Instructions to follow
Restate the records below word for word.

(Entries from a dataset)
□ □ □ □

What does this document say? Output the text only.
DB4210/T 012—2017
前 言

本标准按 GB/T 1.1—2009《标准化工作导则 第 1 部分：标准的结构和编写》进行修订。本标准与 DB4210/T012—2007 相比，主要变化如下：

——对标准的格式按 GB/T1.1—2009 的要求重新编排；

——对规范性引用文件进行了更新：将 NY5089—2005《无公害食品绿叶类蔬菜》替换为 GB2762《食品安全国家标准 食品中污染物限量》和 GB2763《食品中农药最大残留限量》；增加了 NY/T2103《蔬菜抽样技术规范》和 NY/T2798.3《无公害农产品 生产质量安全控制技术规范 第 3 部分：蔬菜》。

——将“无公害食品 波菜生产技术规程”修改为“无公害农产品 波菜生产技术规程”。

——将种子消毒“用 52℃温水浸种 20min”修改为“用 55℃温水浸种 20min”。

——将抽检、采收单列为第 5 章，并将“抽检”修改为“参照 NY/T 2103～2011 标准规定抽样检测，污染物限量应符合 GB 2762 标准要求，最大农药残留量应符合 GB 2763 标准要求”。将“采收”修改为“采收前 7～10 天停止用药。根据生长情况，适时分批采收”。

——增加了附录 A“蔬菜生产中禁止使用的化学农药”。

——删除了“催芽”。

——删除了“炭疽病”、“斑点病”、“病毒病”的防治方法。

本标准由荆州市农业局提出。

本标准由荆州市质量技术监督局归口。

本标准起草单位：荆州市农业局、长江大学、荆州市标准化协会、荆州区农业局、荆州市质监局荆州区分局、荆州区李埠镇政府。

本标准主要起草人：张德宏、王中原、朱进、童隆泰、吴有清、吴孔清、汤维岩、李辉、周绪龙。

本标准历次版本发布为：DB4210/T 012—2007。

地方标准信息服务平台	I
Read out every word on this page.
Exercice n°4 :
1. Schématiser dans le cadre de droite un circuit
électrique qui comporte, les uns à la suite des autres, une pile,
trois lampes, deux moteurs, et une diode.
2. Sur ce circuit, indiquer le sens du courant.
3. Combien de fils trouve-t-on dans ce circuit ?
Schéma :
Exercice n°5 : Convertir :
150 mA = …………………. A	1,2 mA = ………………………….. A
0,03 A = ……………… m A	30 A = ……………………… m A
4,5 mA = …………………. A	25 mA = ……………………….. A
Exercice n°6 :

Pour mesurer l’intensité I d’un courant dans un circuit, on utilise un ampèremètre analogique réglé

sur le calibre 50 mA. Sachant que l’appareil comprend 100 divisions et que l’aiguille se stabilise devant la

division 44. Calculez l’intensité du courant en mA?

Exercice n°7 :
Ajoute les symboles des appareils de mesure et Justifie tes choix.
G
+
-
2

□ □ □ □

Response
What does this document say? Output the text only.
DB4210/T 012—2017
前 言

本标准按 GB/T 1.1—2009《标准化工作导则 第 1 部分：标准的结构和编写》进行修订。本标准与 DB4210/T012—2007 相比，主要变化如下：

——对标准的格式按 GB/T1.1—2009 的要求重新编排；

——对规范性引用文件进行了更新：将 NY5089—2005《无公害食品绿叶类蔬菜》替换为 GB2762《食品安全国家标准 食品中污染物限量》和 GB2763《食品中农药最大残留限量》；增加了 NY/T2103《蔬菜抽样技术规范》和 NY/T2798.3《无公害农产品 生产质量安全控制技术规范 第 3 部分：蔬菜》。

——将“无公害食品 波菜生产技术规程”修改为“无公害农产品 波菜生产技术规程”。

——将种子消毒“用 52℃温水浸种 20min”修改为“用 55℃温水浸种 20min”。

——将抽检、采收单列为第 5 章，并将“抽检”修改为“参照 NY/T 2103～2011 标准规定抽样检测，污染物限量应符合 GB 2762 标准要求，最大农药残留量应符合 GB 2763 标准要求”。将“采收”修改为“采收前 7～10 天停止用药。根据生长情况，适时分批采收”。

——增加了附录 A“蔬菜生产中禁止使用的化学农药”。

——删除了“催芽”。

——删除了“炭疽病”、“斑点病”、“病毒病”的防治方法。

本标准由荆州市农业局提出。

本标准由荆州市质量技术监督局归口。

本标准起草单位：荆州市农业局、长江大学、荆州市标准化协会、荆州区农业局、荆州市质监局荆州区分局、荆州区李埠镇政府。

本标准主要起草人：张德宏、王中原、朱进、童隆泰、吴有清、吴孔清、汤维岩、李辉、周绪龙。

本标准历次版本发布为：DB4210/T 012—2007。

地方标准信息服务平台	I
Read out every word on this page.
Exercice n°4 :
1. Schématiser dans le cadre de droite un circuit
électrique qui comporte, les uns à la suite des autres, une pile,
trois lampes, deux moteurs, et une diode.
2. Sur ce circuit, indiquer le sens du courant.
3. Combien de fils trouve-t-on dans ce circuit ?
Schéma :
Exercice n°5 : Convertir :
150 mA = …………………. A	1,2 mA = ………………………….. A
0,03 A = ……………… m A	30 A = ……………………… m A
4,5 mA = …………………. A	25 mA = ……………………….. A
Exercice n°6 :

Pour mesurer l’intensité I d’un courant dans un circuit, on utilise un ampèremètre analogique réglé

sur le calibre 50 mA. Sachant que l’appareil comprend 100 divisions et que l’aiguille se stabilise devant la

division 44. Calculez l’intensité du courant en mA?

Exercice n°7 :
Ajoute les symboles des appareils de mesure et Justifie tes choix.
G
+
-
2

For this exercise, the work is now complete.